- **READING PASSAGE**:
********************

I have always felt that except in the first two or three Plans our
Planning Commission has been distancing itself from the reality of India
in favour of an utopian world of its own imagination. Regardless of
jugglery of figures the fact remains that India has huge numbers of poor
people who barely subsist. Ever since Rajiv Gandhi became Prime
Minister, surrounded by his Doon School cronies and their ilk,
government entered into a new era of what Rajni Kothari called “The Baba
Log Government”. I, as Vice Chairman of the National Commission on
Urbanisation, had occasion to closely interact with Rajiv Gandhi when my
batch-mate Gopi Arora was his Secretary and Mani Shankar Aiyer was his
Joint Secretary. Gopi was level headed and had a more realistic view of
India. Gopi was a minority of one in that crowd and the impression
created was that India is a country of the middle class, who formed a
huge group of a hundred million consumers. I remember that in one
meeting I told Rajiv that if out of a population of eight hundred
millions a hundred millions were consumers, it still meant that seven
hundred million people had nothing with which to consume. That meant
that seven out of eight persons in India existed only on the margin,
whereas the government seemed to think that only the sole exception
amongst the eight was a worthwhile Indian. A government whose thinking
is along these lines can never understand the problems of the poor and
regardless of whatever such a government says, it can never be pro poor.
I am sure these people secretly must have thought that if one could
only be rid of the seven hundred million non consumers India would be
one of wealthiest countries in the world.
The Planning Commission is in the process of finalising its chapter
on health for the Twelfth Five Year Plan document. If what the Planning
Commission proposes is accepted India would be amongst the ten
bottommost countries in terms of percentage of GDP spent on health care.
The new Plan document talks in terms of - “Preventive interventions
which the government would be both funding and universally providing
clinical services at different levels, defined in an Essential Health
Package, which the government would finance but not necessarily directly
provide”. In other words, government would downgrade its own direct
provision of health services and would increasingly fund and encourage
the corporate sector. The document further states, “Each citizen family
would be entitled to an Essential Health Package in the network of
their choice. Besides public facility networks, organised private and
NGO providers would also be empanelled to give a choice to the
families”.

********************

- **SOURCE INFORMATION**:

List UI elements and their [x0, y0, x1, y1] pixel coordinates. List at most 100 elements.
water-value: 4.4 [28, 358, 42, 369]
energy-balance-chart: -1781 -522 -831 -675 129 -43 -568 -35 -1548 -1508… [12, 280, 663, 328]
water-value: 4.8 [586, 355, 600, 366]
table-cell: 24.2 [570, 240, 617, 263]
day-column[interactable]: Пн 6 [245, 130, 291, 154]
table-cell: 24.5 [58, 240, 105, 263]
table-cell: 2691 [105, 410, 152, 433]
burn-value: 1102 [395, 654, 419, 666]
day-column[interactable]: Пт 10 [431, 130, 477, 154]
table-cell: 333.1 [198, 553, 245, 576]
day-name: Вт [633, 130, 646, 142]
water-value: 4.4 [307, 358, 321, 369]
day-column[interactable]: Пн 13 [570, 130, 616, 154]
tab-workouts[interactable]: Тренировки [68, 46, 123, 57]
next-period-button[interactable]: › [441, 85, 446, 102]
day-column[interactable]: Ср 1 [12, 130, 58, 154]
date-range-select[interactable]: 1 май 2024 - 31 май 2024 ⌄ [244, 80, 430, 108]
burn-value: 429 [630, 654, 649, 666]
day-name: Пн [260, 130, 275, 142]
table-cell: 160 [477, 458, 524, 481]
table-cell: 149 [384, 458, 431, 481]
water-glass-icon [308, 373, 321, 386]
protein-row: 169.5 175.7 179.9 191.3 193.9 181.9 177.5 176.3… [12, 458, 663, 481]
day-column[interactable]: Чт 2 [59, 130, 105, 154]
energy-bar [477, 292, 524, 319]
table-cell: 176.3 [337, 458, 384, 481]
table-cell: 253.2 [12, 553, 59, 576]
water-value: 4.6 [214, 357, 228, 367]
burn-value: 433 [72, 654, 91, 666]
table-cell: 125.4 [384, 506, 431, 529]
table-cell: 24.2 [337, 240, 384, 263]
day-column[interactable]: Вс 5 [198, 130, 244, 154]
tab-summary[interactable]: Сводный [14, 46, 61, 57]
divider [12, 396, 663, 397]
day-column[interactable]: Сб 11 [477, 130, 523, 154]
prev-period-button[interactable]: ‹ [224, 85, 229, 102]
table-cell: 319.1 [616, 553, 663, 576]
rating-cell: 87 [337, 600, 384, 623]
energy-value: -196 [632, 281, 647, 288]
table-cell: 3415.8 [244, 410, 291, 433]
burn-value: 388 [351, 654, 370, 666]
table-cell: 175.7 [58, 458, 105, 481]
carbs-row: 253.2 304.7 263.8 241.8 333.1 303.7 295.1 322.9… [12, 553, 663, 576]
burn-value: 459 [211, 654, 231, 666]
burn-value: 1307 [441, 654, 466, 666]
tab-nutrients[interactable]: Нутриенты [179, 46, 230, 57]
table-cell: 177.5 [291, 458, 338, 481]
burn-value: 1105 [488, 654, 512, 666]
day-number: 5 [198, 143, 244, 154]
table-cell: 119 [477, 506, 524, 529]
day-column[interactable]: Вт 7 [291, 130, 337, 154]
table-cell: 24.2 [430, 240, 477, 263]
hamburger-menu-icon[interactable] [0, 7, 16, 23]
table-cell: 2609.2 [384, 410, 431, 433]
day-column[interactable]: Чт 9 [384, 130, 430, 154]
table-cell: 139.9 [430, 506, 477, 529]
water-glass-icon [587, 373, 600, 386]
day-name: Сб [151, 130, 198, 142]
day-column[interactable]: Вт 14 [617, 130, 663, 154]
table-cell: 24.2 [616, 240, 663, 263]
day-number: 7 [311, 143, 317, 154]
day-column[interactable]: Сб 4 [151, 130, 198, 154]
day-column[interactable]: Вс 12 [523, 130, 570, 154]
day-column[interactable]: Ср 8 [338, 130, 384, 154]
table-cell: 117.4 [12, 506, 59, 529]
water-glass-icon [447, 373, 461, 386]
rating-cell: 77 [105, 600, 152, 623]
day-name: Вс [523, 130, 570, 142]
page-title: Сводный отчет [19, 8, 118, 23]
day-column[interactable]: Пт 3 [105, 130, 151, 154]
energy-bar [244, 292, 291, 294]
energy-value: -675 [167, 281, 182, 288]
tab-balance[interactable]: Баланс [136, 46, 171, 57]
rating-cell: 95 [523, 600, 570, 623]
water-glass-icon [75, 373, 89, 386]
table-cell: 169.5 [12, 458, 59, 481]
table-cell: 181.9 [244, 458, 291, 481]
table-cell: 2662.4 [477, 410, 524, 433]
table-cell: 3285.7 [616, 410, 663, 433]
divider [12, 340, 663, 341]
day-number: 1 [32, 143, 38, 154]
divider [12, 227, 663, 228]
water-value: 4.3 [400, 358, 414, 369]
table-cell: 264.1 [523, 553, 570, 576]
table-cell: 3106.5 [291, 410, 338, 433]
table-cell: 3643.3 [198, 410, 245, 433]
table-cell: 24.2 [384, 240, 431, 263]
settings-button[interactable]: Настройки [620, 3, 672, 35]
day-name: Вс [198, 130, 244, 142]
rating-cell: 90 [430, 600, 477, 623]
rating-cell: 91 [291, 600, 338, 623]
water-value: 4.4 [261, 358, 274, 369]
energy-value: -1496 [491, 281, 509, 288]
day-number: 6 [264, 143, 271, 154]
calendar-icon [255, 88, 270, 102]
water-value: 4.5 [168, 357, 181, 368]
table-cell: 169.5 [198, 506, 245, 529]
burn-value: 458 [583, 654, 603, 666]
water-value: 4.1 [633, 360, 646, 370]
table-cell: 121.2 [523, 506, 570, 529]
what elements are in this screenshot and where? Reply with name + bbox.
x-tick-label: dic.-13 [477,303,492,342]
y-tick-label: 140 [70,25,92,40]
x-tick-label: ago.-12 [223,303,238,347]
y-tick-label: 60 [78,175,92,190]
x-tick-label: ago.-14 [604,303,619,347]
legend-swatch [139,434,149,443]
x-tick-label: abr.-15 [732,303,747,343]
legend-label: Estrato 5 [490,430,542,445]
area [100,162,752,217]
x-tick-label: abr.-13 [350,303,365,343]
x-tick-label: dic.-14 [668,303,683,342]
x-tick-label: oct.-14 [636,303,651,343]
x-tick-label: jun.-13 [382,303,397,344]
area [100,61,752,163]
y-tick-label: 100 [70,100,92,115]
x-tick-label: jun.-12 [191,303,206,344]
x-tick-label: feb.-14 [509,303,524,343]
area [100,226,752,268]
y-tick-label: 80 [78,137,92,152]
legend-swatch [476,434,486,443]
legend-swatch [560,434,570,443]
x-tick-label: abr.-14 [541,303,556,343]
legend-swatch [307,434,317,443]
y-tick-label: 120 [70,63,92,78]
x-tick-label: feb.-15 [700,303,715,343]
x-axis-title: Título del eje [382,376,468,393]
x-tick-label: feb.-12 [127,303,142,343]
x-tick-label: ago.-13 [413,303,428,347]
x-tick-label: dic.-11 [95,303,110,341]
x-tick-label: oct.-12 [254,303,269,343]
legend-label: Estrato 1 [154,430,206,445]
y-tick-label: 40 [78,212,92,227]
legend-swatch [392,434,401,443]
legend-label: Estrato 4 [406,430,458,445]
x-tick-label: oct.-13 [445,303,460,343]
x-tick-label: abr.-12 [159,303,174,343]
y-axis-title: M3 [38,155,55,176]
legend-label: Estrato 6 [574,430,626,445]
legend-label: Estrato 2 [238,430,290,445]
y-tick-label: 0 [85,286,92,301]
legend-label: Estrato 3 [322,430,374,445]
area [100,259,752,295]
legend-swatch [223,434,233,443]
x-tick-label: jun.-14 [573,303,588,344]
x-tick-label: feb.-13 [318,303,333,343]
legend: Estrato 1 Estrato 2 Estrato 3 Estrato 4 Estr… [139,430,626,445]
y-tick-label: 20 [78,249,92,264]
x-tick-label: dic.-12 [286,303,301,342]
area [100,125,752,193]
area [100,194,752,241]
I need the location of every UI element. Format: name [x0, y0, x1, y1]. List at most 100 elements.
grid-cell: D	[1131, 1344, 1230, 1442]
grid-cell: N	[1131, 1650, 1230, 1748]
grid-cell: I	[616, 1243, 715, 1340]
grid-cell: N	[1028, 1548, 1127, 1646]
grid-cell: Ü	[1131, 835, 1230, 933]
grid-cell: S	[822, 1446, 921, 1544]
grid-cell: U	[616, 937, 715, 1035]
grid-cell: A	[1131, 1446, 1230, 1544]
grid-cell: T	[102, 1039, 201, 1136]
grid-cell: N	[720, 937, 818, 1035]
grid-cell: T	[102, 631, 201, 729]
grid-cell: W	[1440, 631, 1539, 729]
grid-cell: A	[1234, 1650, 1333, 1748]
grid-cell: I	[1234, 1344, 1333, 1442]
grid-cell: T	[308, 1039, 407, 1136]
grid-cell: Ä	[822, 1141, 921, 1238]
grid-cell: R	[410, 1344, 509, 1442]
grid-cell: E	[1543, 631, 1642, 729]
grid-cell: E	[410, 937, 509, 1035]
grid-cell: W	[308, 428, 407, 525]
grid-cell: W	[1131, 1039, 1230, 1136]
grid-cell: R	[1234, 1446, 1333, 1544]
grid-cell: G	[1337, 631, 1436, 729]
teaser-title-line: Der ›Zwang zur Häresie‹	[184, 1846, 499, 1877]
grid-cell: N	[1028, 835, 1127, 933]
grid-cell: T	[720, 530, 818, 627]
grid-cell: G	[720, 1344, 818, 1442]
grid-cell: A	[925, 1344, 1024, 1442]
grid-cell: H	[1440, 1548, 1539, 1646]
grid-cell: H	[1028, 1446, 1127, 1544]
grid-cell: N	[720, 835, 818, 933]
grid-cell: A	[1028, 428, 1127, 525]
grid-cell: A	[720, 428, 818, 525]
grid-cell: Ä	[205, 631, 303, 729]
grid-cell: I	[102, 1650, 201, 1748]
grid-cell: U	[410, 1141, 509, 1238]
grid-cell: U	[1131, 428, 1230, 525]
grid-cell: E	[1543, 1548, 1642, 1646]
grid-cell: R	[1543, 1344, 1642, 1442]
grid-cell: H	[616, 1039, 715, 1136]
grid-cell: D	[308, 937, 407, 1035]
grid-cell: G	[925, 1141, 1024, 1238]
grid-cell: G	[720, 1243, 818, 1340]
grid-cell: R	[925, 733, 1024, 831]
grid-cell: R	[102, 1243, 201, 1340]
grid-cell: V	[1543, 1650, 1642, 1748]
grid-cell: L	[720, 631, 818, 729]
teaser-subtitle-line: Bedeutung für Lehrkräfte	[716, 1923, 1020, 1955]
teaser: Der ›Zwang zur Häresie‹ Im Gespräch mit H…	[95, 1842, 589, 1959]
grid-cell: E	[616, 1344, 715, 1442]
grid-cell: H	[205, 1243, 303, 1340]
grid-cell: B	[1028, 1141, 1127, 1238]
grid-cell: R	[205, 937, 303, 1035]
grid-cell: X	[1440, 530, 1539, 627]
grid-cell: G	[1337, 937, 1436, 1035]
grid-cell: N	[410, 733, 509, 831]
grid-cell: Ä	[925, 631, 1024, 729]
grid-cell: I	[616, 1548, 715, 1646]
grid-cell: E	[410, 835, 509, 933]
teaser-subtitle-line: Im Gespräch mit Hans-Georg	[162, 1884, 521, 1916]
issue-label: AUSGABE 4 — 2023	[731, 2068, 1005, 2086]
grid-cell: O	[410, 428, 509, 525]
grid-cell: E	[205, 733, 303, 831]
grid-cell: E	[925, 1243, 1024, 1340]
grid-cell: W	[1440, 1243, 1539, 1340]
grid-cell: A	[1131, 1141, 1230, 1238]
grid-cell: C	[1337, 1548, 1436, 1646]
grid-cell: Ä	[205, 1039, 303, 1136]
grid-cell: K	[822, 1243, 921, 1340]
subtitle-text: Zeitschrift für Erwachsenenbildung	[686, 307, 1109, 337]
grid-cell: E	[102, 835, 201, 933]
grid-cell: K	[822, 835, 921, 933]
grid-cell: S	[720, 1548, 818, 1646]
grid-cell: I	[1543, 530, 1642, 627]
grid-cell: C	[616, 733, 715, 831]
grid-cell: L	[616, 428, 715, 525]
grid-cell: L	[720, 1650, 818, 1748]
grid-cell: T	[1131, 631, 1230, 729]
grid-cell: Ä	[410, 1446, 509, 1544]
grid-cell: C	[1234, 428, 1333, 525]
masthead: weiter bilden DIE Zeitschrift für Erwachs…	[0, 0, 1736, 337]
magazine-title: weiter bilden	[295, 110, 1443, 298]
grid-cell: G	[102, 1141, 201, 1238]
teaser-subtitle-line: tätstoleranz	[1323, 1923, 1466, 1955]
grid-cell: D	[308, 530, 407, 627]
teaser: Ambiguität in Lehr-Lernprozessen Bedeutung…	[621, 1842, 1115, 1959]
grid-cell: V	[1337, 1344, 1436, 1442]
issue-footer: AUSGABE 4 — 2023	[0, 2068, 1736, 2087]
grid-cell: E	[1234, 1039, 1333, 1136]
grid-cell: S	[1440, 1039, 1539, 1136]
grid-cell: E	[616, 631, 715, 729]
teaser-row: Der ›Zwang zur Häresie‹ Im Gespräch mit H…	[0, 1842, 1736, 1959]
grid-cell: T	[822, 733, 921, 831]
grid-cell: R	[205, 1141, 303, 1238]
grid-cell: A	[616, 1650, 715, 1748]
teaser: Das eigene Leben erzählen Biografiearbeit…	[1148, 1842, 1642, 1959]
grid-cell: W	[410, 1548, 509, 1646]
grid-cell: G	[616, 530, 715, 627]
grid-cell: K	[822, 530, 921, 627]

********************

- **EXPLORE THE MATERIAL**:
**A.** In the passage on the Planning Commission, what name did Rajni Kothari give to the new era of government?
**B.** Print the part of the passage on the Planning Commission that opens with the words containing "The Planning Commission" and closes with "on health care.".
**C.** List every person named in the passage on the Planning Commission.

- **EXPECTED RESPONSES**:
**A.** “The Baba Log Government”

**B.**
The Planning Commission is in the process of finalising its chapter
on health for the Twelfth Five Year Plan document. If what the Planning
Commission proposes is accepted India would be amongst the ten
bottommost countries in terms of percentage of GDP spent on health care.

**C.** Rajiv Gandhi, Rajni Kothari, Gopi Arora, Mani Shankar Aiyer